WHAT IS EXPECTED. Repeat every record exactly, but keep images out of the copy.

## begin

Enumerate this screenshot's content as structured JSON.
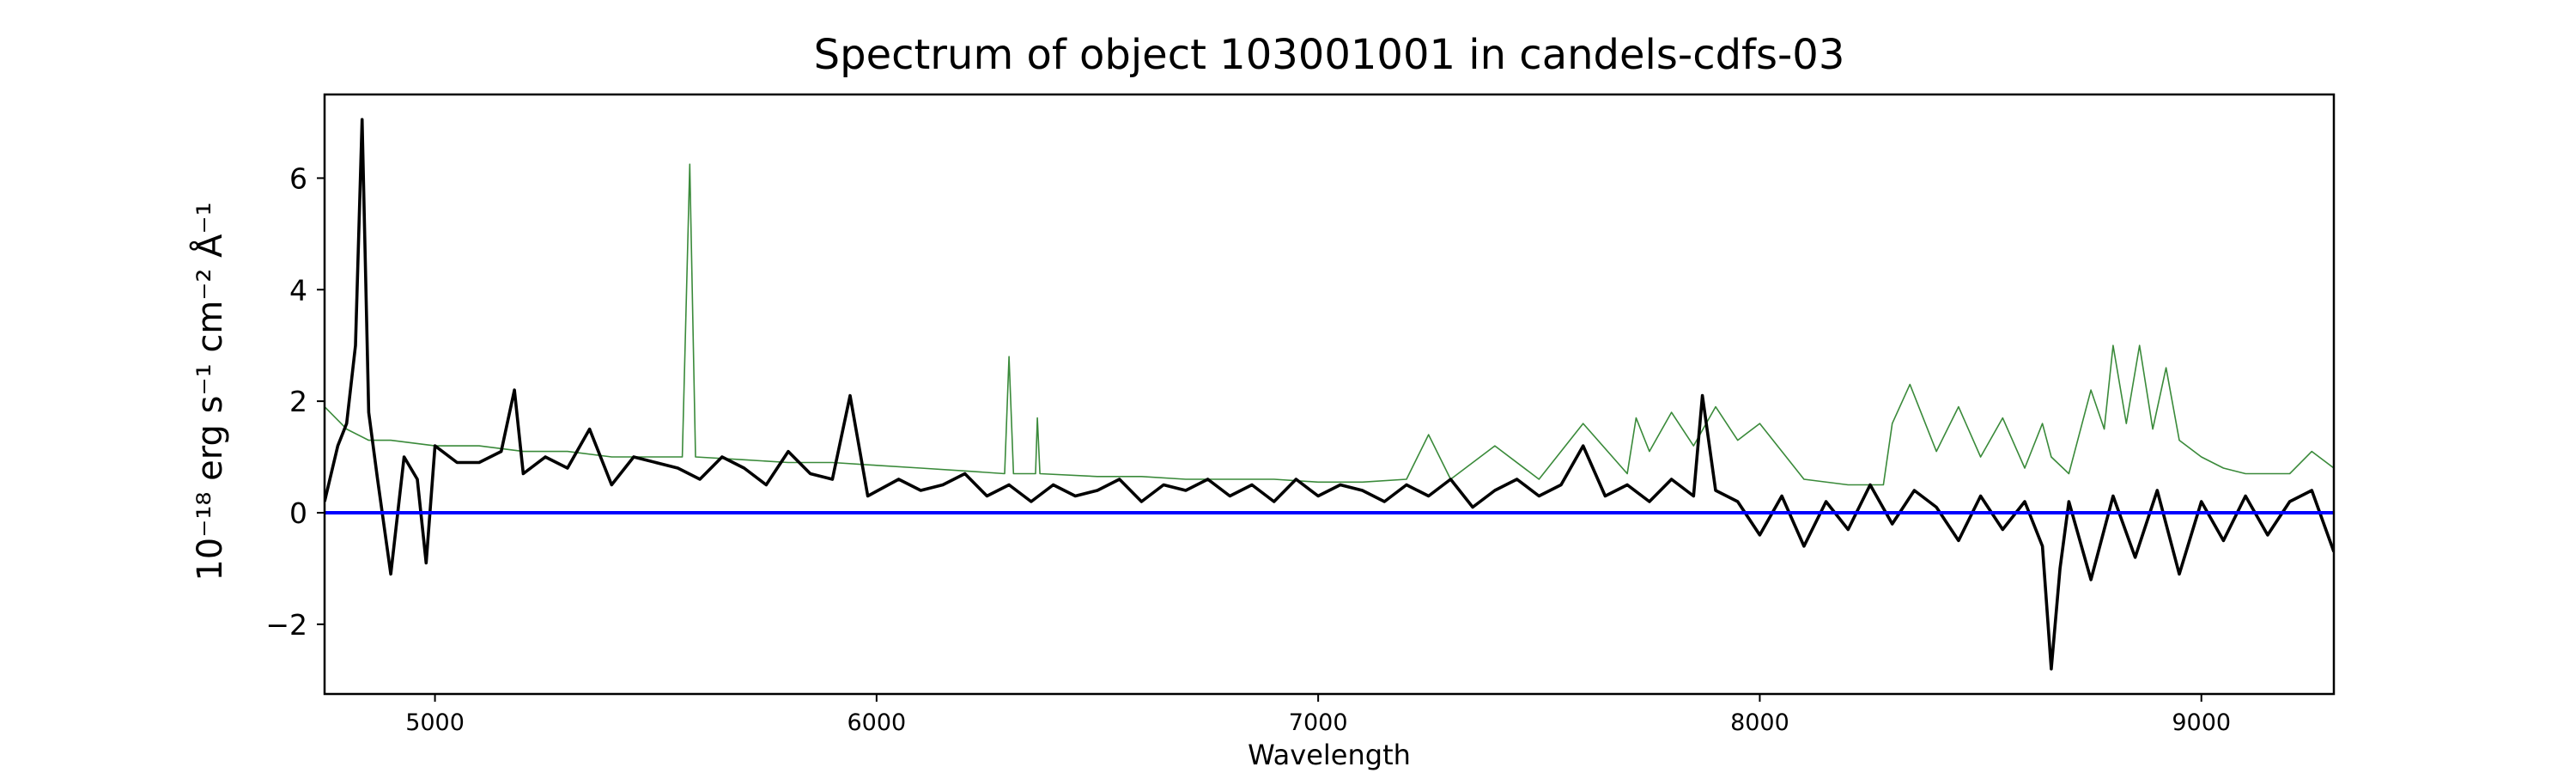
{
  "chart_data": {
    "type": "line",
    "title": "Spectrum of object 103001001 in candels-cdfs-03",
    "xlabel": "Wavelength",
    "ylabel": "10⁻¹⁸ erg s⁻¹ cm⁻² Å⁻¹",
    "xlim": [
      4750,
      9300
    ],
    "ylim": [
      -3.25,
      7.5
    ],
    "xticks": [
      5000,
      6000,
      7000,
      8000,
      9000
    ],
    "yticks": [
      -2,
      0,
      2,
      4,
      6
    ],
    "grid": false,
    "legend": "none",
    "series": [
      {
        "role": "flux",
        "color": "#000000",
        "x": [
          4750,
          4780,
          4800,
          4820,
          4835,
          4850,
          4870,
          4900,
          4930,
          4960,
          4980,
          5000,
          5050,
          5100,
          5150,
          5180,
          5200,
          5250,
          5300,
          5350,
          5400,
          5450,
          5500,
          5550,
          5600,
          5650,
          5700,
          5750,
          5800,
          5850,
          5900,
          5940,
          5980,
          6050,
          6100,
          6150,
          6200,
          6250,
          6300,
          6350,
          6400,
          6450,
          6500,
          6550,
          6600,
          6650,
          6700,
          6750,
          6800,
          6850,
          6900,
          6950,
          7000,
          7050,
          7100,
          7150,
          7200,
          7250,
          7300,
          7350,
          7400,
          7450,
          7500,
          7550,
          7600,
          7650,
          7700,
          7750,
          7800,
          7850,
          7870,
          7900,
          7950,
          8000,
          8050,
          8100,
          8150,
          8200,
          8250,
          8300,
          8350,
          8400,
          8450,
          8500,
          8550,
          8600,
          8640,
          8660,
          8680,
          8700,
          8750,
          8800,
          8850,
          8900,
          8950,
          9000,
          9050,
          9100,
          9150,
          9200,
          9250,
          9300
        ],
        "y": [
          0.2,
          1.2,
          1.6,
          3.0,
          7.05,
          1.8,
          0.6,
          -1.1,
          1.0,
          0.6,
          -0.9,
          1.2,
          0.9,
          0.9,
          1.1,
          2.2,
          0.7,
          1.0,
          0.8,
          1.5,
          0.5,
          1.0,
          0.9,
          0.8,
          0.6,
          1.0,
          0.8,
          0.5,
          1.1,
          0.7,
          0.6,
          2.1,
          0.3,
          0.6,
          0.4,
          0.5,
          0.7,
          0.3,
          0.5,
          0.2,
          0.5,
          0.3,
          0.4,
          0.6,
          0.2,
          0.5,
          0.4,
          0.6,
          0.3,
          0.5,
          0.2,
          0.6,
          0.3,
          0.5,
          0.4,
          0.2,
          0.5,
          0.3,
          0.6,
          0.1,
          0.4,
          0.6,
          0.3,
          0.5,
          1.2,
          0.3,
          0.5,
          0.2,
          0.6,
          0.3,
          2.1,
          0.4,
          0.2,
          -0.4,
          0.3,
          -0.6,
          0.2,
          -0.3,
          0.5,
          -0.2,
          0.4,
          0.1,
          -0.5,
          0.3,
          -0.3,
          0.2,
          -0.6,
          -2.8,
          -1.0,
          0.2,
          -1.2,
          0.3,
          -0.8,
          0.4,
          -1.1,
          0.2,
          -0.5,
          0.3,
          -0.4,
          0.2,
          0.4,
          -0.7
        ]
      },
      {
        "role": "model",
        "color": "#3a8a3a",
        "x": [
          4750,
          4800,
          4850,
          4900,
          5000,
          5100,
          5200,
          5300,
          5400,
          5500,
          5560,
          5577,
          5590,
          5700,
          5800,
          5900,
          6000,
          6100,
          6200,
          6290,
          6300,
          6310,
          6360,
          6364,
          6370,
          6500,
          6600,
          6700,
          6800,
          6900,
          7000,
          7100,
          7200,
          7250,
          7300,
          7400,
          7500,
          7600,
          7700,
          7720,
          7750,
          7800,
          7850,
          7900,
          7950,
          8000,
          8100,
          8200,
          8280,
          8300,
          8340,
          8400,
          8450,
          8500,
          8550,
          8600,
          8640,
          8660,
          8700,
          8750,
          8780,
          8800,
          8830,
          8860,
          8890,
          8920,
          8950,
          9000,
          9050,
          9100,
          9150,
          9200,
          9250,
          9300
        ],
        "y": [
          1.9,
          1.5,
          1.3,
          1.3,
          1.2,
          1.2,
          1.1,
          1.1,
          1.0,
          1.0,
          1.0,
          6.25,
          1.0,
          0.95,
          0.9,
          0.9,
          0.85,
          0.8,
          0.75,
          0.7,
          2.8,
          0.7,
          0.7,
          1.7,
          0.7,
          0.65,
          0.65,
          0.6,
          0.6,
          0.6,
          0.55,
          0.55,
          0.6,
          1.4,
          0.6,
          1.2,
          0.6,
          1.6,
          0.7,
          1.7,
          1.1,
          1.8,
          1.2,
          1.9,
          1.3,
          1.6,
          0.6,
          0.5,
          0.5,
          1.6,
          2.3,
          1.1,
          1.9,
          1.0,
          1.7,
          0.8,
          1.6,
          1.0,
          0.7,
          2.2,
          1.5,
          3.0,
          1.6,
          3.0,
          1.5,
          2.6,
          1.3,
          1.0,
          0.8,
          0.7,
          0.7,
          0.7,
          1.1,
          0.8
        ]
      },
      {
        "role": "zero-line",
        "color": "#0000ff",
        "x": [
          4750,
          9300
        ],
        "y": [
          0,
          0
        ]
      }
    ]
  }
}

## end

ANSWER TO THIS PROBLEM.
Enumerate this screenshot's content as structured JSON.
{
  "chart_data": {
    "type": "line",
    "title": "Spectrum of object 103001001 in candels-cdfs-03",
    "xlabel": "Wavelength",
    "ylabel": "10⁻¹⁸ erg s⁻¹ cm⁻² Å⁻¹",
    "xlim": [
      4750,
      9300
    ],
    "ylim": [
      -3.25,
      7.5
    ],
    "xticks": [
      5000,
      6000,
      7000,
      8000,
      9000
    ],
    "yticks": [
      -2,
      0,
      2,
      4,
      6
    ],
    "grid": false,
    "legend": "none",
    "series": [
      {
        "role": "flux",
        "color": "#000000",
        "x": [
          4750,
          4780,
          4800,
          4820,
          4835,
          4850,
          4870,
          4900,
          4930,
          4960,
          4980,
          5000,
          5050,
          5100,
          5150,
          5180,
          5200,
          5250,
          5300,
          5350,
          5400,
          5450,
          5500,
          5550,
          5600,
          5650,
          5700,
          5750,
          5800,
          5850,
          5900,
          5940,
          5980,
          6050,
          6100,
          6150,
          6200,
          6250,
          6300,
          6350,
          6400,
          6450,
          6500,
          6550,
          6600,
          6650,
          6700,
          6750,
          6800,
          6850,
          6900,
          6950,
          7000,
          7050,
          7100,
          7150,
          7200,
          7250,
          7300,
          7350,
          7400,
          7450,
          7500,
          7550,
          7600,
          7650,
          7700,
          7750,
          7800,
          7850,
          7870,
          7900,
          7950,
          8000,
          8050,
          8100,
          8150,
          8200,
          8250,
          8300,
          8350,
          8400,
          8450,
          8500,
          8550,
          8600,
          8640,
          8660,
          8680,
          8700,
          8750,
          8800,
          8850,
          8900,
          8950,
          9000,
          9050,
          9100,
          9150,
          9200,
          9250,
          9300
        ],
        "y": [
          0.2,
          1.2,
          1.6,
          3.0,
          7.05,
          1.8,
          0.6,
          -1.1,
          1.0,
          0.6,
          -0.9,
          1.2,
          0.9,
          0.9,
          1.1,
          2.2,
          0.7,
          1.0,
          0.8,
          1.5,
          0.5,
          1.0,
          0.9,
          0.8,
          0.6,
          1.0,
          0.8,
          0.5,
          1.1,
          0.7,
          0.6,
          2.1,
          0.3,
          0.6,
          0.4,
          0.5,
          0.7,
          0.3,
          0.5,
          0.2,
          0.5,
          0.3,
          0.4,
          0.6,
          0.2,
          0.5,
          0.4,
          0.6,
          0.3,
          0.5,
          0.2,
          0.6,
          0.3,
          0.5,
          0.4,
          0.2,
          0.5,
          0.3,
          0.6,
          0.1,
          0.4,
          0.6,
          0.3,
          0.5,
          1.2,
          0.3,
          0.5,
          0.2,
          0.6,
          0.3,
          2.1,
          0.4,
          0.2,
          -0.4,
          0.3,
          -0.6,
          0.2,
          -0.3,
          0.5,
          -0.2,
          0.4,
          0.1,
          -0.5,
          0.3,
          -0.3,
          0.2,
          -0.6,
          -2.8,
          -1.0,
          0.2,
          -1.2,
          0.3,
          -0.8,
          0.4,
          -1.1,
          0.2,
          -0.5,
          0.3,
          -0.4,
          0.2,
          0.4,
          -0.7
        ]
      },
      {
        "role": "model",
        "color": "#3a8a3a",
        "x": [
          4750,
          4800,
          4850,
          4900,
          5000,
          5100,
          5200,
          5300,
          5400,
          5500,
          5560,
          5577,
          5590,
          5700,
          5800,
          5900,
          6000,
          6100,
          6200,
          6290,
          6300,
          6310,
          6360,
          6364,
          6370,
          6500,
          6600,
          6700,
          6800,
          6900,
          7000,
          7100,
          7200,
          7250,
          7300,
          7400,
          7500,
          7600,
          7700,
          7720,
          7750,
          7800,
          7850,
          7900,
          7950,
          8000,
          8100,
          8200,
          8280,
          8300,
          8340,
          8400,
          8450,
          8500,
          8550,
          8600,
          8640,
          8660,
          8700,
          8750,
          8780,
          8800,
          8830,
          8860,
          8890,
          8920,
          8950,
          9000,
          9050,
          9100,
          9150,
          9200,
          9250,
          9300
        ],
        "y": [
          1.9,
          1.5,
          1.3,
          1.3,
          1.2,
          1.2,
          1.1,
          1.1,
          1.0,
          1.0,
          1.0,
          6.25,
          1.0,
          0.95,
          0.9,
          0.9,
          0.85,
          0.8,
          0.75,
          0.7,
          2.8,
          0.7,
          0.7,
          1.7,
          0.7,
          0.65,
          0.65,
          0.6,
          0.6,
          0.6,
          0.55,
          0.55,
          0.6,
          1.4,
          0.6,
          1.2,
          0.6,
          1.6,
          0.7,
          1.7,
          1.1,
          1.8,
          1.2,
          1.9,
          1.3,
          1.6,
          0.6,
          0.5,
          0.5,
          1.6,
          2.3,
          1.1,
          1.9,
          1.0,
          1.7,
          0.8,
          1.6,
          1.0,
          0.7,
          2.2,
          1.5,
          3.0,
          1.6,
          3.0,
          1.5,
          2.6,
          1.3,
          1.0,
          0.8,
          0.7,
          0.7,
          0.7,
          1.1,
          0.8
        ]
      },
      {
        "role": "zero-line",
        "color": "#0000ff",
        "x": [
          4750,
          9300
        ],
        "y": [
          0,
          0
        ]
      }
    ]
  }
}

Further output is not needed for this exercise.